> [Short problem] Select and copy out every line in the records containing "false".

> [Data excerpts]
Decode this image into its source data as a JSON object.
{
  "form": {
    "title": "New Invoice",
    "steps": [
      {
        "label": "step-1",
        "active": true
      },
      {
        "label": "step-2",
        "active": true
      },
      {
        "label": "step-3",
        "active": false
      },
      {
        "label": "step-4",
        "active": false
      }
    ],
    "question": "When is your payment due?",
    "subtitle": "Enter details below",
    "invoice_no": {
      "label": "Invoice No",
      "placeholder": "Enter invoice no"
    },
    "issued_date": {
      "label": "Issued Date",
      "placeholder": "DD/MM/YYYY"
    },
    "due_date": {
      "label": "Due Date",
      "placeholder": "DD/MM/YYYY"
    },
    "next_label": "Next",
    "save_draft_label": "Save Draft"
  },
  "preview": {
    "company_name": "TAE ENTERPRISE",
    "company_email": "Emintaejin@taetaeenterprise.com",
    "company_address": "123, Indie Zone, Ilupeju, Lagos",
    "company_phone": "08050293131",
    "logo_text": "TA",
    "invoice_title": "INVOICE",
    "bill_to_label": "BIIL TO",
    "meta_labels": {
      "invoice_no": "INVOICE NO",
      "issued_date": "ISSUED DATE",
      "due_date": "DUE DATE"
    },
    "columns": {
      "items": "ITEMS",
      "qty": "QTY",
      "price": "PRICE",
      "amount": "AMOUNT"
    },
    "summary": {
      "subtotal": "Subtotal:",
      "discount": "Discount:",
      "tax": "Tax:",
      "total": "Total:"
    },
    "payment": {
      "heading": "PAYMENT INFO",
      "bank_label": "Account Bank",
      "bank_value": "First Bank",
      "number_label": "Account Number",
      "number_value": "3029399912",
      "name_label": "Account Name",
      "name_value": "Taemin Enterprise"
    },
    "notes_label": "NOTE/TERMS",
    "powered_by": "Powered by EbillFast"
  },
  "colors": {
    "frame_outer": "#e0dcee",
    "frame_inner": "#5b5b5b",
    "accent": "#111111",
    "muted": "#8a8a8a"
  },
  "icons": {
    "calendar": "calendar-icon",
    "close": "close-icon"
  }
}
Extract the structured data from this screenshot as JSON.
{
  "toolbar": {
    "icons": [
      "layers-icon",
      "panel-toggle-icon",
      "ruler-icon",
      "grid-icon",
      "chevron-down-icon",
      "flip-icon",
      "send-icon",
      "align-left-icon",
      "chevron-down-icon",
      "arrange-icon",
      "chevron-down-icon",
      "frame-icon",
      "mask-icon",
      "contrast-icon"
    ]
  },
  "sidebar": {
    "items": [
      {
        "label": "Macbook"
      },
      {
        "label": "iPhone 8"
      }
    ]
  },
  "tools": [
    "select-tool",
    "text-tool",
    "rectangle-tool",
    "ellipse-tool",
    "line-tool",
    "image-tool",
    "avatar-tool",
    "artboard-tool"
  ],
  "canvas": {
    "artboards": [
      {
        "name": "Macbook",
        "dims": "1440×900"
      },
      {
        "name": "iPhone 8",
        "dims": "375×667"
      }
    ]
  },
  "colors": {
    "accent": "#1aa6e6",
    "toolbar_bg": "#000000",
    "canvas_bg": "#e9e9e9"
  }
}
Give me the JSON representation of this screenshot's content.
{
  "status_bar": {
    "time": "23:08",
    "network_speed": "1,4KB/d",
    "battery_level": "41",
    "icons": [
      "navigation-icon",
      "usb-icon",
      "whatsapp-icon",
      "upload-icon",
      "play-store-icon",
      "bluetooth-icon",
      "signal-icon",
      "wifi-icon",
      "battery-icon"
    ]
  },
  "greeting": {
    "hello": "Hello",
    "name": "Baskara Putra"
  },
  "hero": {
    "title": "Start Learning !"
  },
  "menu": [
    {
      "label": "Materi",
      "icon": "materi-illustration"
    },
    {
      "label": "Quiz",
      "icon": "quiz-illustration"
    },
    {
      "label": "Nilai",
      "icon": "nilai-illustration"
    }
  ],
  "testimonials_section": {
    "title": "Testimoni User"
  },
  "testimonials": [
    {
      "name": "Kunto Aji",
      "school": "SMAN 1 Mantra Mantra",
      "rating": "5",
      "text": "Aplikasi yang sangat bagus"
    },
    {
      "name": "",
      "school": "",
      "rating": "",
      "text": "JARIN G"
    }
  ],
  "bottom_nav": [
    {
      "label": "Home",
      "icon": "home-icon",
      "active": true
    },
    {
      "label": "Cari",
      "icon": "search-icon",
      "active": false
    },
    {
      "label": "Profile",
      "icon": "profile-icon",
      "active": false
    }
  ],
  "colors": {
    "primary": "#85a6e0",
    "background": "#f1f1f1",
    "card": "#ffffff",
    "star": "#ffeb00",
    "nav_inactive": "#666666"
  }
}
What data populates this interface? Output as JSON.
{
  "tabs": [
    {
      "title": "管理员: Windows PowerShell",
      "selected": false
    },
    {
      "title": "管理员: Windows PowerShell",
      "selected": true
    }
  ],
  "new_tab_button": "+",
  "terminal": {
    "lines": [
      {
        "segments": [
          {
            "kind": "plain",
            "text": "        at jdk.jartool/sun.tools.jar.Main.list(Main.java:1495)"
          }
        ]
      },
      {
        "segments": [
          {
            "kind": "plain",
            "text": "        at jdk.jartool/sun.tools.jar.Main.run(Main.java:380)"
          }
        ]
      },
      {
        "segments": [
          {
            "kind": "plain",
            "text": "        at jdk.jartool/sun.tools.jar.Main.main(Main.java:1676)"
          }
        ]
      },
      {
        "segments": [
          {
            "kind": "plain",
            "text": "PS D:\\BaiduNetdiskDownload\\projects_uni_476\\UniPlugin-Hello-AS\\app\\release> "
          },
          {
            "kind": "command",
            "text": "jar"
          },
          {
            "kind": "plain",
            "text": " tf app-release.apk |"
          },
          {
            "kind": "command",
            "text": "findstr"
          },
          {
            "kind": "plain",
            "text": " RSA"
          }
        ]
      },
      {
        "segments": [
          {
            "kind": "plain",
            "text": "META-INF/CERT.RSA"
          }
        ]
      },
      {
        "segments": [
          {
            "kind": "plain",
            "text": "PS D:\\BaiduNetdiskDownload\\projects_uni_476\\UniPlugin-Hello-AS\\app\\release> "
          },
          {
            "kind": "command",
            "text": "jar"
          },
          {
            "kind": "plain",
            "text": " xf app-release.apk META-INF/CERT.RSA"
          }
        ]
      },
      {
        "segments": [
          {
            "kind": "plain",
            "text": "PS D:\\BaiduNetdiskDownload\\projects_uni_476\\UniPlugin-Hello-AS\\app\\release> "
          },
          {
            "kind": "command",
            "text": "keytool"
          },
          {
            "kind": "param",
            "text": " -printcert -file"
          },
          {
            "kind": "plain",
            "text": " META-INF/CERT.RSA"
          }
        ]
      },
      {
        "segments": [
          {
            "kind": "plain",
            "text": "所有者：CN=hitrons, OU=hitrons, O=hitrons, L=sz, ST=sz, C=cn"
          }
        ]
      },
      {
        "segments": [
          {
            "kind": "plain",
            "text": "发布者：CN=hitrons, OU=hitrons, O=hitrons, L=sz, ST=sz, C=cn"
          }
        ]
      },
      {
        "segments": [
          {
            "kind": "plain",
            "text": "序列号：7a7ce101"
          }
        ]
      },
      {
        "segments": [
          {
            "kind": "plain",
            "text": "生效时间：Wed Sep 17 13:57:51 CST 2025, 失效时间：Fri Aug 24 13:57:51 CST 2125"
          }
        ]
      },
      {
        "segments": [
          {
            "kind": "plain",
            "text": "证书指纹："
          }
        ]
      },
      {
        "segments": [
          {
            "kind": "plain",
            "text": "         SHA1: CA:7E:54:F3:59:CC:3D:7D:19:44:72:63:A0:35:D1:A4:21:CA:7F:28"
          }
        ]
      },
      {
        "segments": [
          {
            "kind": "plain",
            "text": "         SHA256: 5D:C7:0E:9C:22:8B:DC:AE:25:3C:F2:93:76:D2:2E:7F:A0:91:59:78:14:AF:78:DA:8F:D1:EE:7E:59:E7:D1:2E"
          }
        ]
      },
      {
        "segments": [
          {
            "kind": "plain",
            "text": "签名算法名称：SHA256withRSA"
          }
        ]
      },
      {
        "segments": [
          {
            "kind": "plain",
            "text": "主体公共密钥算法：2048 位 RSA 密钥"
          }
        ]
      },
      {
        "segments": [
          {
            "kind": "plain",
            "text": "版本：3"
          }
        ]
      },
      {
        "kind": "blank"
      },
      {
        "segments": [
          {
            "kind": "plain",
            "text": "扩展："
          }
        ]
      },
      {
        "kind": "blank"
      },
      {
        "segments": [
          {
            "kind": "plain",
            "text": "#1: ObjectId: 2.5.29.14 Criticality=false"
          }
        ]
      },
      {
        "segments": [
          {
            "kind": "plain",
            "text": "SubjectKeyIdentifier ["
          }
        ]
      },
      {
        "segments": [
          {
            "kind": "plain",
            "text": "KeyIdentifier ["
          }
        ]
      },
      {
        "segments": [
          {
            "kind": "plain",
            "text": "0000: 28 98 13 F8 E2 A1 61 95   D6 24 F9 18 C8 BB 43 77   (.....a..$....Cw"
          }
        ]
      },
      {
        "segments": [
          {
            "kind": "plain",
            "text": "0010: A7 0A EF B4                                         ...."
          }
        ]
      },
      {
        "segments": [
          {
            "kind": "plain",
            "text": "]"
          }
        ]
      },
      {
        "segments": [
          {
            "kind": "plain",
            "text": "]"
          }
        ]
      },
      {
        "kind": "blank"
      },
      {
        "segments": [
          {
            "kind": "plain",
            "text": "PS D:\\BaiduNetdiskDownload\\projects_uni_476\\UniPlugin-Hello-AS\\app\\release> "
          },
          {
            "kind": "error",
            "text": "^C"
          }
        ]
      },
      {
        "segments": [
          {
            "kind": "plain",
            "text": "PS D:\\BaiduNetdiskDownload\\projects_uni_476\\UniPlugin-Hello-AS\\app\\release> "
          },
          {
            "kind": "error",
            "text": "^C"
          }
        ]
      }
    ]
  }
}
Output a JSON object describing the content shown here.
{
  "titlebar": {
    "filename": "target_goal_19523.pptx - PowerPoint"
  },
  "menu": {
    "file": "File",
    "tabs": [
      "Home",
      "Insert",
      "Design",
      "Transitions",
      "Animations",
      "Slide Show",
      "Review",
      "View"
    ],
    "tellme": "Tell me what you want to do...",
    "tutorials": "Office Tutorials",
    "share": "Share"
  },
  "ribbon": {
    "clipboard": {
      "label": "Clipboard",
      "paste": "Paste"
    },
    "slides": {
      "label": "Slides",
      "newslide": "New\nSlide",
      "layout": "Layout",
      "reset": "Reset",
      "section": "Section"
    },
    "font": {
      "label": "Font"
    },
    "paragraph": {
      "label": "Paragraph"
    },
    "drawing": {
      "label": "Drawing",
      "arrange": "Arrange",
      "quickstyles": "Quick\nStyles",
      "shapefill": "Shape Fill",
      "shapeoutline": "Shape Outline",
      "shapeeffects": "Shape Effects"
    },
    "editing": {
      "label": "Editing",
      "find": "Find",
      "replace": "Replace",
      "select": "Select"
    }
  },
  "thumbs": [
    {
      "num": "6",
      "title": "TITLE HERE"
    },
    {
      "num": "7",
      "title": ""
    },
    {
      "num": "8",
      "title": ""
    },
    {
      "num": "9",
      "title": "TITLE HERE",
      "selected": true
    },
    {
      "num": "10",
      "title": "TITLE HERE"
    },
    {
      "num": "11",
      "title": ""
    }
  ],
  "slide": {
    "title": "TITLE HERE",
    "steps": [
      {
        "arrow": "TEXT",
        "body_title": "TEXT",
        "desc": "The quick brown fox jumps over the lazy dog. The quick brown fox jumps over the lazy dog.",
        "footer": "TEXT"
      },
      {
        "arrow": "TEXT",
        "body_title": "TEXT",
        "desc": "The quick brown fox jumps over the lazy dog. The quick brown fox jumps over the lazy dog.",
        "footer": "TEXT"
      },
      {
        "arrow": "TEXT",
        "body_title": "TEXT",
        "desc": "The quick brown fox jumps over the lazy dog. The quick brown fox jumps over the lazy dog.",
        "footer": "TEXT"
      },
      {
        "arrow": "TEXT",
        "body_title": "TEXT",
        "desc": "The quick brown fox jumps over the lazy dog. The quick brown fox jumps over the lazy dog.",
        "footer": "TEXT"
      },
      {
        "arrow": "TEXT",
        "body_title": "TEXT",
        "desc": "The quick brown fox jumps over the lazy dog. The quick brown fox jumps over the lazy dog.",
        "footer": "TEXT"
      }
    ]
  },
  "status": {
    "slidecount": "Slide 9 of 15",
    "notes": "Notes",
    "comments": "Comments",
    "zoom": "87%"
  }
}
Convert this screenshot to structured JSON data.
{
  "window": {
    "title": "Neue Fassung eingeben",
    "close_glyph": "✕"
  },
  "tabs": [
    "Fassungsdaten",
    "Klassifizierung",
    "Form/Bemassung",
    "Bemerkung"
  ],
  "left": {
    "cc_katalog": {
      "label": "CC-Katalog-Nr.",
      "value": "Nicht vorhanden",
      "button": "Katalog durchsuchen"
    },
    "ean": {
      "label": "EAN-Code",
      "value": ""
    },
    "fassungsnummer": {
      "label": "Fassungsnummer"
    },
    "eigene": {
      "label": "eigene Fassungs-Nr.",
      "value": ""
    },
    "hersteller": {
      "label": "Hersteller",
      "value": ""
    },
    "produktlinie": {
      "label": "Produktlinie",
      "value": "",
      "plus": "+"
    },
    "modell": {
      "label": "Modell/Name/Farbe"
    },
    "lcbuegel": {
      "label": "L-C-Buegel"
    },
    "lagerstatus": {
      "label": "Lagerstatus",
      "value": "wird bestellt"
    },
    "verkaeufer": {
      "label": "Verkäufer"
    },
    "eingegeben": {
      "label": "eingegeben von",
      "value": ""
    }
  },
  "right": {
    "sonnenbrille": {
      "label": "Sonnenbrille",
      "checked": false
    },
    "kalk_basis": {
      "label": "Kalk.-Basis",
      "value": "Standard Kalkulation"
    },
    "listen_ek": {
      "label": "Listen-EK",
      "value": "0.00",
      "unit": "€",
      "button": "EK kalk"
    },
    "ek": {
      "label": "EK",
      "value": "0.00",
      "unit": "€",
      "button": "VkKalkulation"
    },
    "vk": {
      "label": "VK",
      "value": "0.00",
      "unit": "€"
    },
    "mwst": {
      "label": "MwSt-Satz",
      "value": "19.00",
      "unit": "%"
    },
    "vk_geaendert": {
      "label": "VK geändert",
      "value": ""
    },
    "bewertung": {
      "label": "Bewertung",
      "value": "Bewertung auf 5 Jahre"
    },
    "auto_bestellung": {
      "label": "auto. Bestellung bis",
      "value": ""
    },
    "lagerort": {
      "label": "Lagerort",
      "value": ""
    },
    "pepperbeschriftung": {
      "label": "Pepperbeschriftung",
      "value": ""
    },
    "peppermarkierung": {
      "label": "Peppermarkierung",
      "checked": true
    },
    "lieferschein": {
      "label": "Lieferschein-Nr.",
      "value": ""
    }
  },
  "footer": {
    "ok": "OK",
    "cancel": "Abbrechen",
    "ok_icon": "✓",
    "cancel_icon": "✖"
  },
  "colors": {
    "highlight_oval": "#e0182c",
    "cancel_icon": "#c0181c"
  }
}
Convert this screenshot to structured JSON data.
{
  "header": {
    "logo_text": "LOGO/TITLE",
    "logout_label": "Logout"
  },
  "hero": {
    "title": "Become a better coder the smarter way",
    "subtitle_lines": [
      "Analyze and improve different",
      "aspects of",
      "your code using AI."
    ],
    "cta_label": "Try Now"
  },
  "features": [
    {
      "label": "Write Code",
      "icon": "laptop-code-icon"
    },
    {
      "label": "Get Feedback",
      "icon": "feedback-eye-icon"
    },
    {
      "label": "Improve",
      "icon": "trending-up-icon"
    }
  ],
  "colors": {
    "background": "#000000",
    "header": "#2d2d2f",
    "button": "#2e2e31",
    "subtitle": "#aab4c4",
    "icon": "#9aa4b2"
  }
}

> [The answer]
        "active": false
        "active": false
      "active": false
      "active": false
      "selected": false
            "text": "#1: ObjectId: 2.5.29.14 Criticality=false"
      "checked": false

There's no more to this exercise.